(Items from a figure collection)

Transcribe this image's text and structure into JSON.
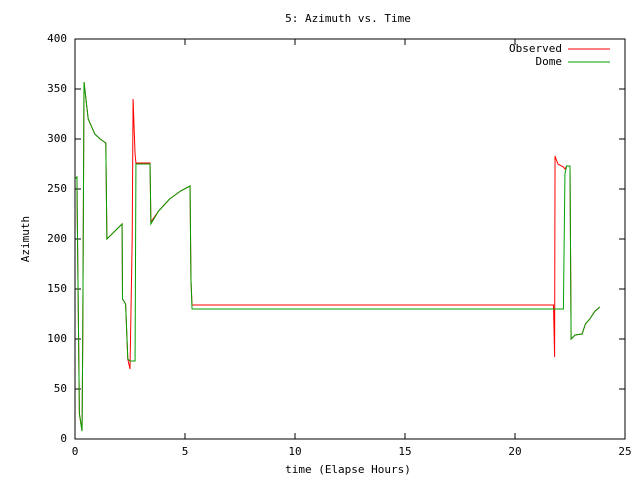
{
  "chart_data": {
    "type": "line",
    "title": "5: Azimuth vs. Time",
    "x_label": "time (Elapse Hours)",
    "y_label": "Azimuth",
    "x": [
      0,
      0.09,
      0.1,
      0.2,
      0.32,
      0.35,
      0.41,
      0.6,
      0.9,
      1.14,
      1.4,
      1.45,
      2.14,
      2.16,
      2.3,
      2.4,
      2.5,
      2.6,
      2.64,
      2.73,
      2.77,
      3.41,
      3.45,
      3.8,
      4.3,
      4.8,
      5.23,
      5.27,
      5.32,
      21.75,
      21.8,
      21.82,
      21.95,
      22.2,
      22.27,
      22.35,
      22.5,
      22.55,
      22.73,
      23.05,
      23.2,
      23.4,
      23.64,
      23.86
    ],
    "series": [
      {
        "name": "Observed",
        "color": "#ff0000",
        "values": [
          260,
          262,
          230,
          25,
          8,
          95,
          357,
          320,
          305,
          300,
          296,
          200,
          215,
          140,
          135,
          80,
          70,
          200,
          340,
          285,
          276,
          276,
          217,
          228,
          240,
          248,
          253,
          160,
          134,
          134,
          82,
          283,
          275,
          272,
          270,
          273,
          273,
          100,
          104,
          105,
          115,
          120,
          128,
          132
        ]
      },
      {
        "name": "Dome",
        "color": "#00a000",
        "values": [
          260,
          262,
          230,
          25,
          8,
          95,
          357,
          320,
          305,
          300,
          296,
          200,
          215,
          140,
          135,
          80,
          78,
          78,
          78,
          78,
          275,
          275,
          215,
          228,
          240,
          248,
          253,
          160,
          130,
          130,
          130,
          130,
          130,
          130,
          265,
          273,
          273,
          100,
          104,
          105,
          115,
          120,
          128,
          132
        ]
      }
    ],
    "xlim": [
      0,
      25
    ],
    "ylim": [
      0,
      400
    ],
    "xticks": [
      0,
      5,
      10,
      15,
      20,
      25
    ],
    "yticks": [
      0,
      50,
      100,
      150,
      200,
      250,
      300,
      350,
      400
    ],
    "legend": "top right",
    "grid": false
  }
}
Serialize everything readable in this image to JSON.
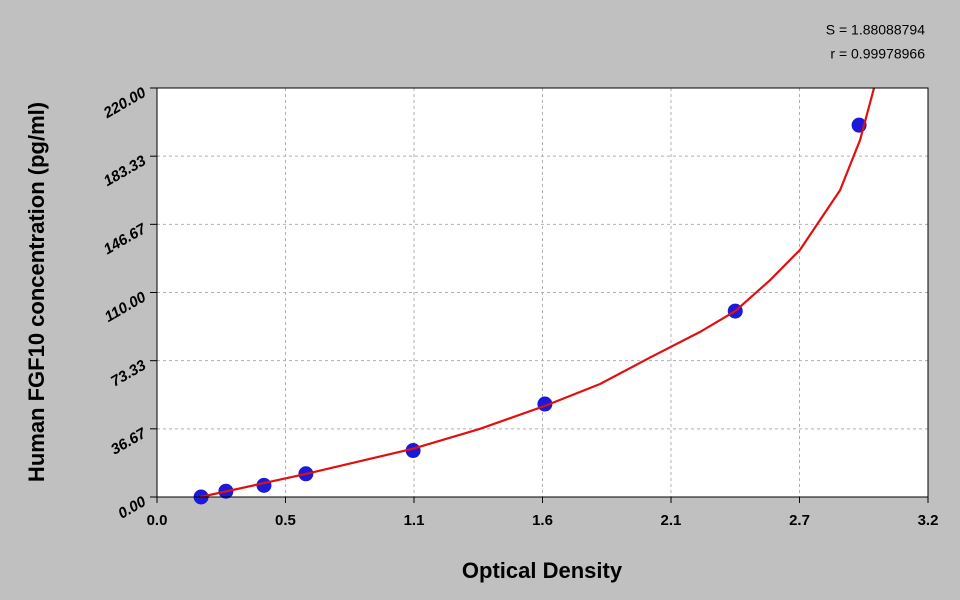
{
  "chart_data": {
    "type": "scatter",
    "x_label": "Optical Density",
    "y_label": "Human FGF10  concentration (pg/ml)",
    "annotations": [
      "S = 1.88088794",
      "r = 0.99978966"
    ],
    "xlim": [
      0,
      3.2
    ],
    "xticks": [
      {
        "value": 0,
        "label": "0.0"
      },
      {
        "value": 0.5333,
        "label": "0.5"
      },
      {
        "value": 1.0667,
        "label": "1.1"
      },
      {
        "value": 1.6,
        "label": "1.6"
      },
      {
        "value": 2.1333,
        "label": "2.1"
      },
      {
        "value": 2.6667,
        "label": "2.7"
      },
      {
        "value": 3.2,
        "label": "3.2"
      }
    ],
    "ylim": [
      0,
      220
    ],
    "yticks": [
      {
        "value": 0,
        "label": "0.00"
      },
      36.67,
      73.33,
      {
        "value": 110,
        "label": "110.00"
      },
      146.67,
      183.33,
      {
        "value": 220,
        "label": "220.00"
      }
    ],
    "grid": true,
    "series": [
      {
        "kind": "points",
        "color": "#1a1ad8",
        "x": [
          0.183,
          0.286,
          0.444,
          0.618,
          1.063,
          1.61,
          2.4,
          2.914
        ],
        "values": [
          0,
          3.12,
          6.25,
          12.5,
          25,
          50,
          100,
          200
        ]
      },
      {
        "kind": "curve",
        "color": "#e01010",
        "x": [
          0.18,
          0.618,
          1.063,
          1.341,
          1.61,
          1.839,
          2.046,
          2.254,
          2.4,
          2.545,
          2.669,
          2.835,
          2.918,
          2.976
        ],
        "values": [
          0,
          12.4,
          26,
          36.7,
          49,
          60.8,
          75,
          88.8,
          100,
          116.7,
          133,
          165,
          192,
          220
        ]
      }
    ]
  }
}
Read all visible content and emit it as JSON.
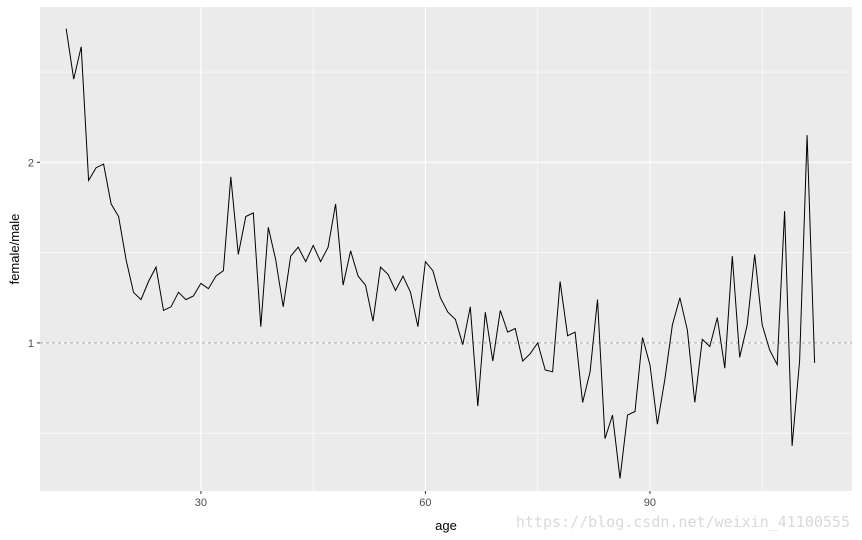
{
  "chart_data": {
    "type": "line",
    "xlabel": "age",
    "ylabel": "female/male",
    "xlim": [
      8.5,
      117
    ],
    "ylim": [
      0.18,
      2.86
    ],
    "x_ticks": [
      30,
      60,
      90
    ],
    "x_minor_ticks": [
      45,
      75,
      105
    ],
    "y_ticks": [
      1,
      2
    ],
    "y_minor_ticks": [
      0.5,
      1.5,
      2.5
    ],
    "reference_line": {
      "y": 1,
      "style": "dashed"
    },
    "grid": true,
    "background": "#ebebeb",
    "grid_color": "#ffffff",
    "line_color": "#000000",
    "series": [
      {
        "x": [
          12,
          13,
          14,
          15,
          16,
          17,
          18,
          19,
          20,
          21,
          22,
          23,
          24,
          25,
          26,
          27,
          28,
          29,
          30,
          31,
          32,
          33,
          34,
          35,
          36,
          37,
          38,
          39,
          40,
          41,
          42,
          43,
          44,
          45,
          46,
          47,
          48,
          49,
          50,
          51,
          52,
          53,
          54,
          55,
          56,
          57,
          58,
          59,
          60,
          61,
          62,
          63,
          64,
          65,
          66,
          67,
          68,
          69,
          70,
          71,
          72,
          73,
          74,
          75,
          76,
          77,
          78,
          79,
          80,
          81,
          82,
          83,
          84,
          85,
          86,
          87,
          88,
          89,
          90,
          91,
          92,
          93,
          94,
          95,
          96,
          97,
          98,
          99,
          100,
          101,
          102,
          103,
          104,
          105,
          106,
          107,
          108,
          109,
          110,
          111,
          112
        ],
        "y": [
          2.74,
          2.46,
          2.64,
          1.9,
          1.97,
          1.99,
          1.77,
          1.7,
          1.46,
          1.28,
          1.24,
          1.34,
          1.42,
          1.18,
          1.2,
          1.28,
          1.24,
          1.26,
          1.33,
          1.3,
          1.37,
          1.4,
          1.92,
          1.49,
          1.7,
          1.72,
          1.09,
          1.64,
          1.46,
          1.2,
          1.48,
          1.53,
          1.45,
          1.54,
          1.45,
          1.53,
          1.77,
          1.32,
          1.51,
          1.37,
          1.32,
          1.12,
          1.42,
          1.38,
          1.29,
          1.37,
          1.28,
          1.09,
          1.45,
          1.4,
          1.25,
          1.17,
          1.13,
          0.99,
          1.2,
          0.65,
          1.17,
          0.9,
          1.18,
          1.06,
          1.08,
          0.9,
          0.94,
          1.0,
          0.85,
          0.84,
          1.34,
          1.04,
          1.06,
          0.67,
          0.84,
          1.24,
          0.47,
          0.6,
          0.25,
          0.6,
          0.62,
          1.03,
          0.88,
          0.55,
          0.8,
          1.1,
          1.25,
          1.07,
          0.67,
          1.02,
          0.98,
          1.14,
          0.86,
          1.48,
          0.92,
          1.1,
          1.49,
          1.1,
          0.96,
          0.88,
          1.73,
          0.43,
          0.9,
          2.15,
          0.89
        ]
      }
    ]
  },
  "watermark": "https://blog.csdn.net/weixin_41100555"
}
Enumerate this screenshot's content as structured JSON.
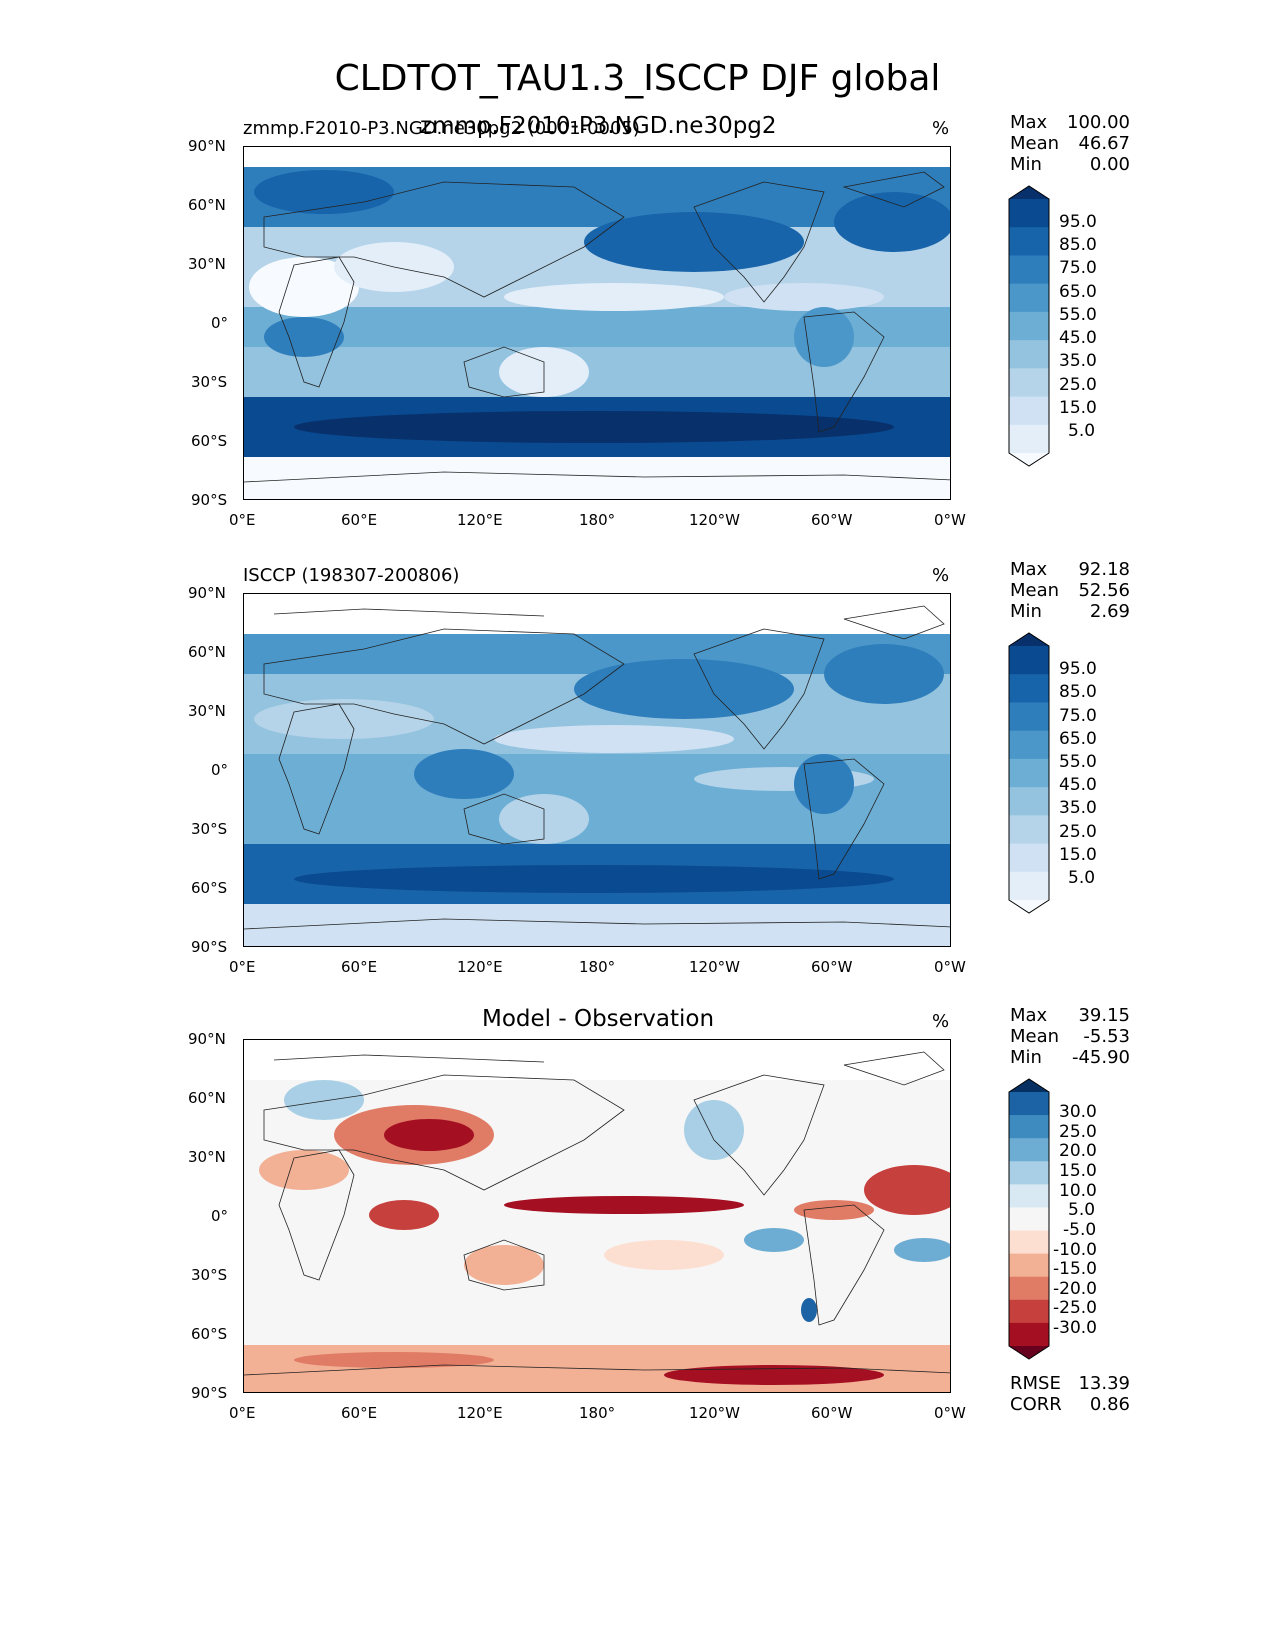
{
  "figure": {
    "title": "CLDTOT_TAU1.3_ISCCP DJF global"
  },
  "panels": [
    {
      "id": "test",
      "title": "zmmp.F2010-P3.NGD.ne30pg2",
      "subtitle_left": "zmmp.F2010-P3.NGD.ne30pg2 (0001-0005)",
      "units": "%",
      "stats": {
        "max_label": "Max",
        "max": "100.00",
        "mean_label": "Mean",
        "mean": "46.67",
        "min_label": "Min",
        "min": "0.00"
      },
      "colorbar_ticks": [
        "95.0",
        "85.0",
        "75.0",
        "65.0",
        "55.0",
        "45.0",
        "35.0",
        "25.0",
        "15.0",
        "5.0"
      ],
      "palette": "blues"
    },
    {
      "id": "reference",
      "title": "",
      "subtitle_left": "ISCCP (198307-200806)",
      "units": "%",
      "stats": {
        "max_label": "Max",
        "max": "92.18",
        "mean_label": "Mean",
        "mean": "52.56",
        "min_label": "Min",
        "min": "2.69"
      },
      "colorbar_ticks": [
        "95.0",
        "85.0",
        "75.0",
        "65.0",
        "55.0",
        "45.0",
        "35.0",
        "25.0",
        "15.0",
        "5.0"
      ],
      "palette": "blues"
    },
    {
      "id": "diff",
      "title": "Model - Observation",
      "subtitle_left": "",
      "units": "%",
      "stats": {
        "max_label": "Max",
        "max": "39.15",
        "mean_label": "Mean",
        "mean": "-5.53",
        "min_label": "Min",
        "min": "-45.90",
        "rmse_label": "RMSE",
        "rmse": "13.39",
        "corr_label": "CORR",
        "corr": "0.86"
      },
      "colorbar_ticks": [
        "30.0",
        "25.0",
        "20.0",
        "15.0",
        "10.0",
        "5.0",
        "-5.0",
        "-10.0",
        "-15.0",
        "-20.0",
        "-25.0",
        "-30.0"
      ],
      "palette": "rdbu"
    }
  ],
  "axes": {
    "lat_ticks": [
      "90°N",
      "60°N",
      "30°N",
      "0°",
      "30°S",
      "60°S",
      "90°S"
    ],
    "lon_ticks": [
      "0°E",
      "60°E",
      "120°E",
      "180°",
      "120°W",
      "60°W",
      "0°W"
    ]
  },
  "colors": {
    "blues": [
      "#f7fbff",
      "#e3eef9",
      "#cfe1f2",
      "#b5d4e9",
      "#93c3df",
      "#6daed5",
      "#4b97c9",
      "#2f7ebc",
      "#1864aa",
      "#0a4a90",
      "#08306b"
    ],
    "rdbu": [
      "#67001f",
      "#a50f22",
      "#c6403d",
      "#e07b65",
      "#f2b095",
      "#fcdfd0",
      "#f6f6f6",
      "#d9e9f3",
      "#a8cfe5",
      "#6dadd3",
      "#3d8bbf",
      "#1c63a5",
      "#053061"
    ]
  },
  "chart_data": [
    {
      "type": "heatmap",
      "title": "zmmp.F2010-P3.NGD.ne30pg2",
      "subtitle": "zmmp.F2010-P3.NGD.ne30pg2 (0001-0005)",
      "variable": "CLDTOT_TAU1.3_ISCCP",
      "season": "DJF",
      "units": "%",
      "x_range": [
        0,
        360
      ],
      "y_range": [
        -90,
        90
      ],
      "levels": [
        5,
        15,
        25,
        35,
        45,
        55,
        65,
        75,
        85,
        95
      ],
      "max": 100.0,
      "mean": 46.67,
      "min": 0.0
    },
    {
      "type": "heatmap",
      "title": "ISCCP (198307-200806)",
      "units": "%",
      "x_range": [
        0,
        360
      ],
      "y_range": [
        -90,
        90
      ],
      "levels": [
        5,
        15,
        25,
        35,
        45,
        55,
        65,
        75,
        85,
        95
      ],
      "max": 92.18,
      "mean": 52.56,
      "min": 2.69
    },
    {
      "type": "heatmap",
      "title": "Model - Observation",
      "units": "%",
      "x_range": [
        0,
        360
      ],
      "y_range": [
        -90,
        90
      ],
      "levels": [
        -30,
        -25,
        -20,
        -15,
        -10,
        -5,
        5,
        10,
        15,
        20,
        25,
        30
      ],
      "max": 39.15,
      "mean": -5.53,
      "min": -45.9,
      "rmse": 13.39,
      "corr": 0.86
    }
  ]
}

• _Short exercise_:
Scan the listing above. Collect all lines with the word "content".

• _Task answer_:
Read all visible content and emit it as JSON.
Enumerate this screenshot's content as structured JSON.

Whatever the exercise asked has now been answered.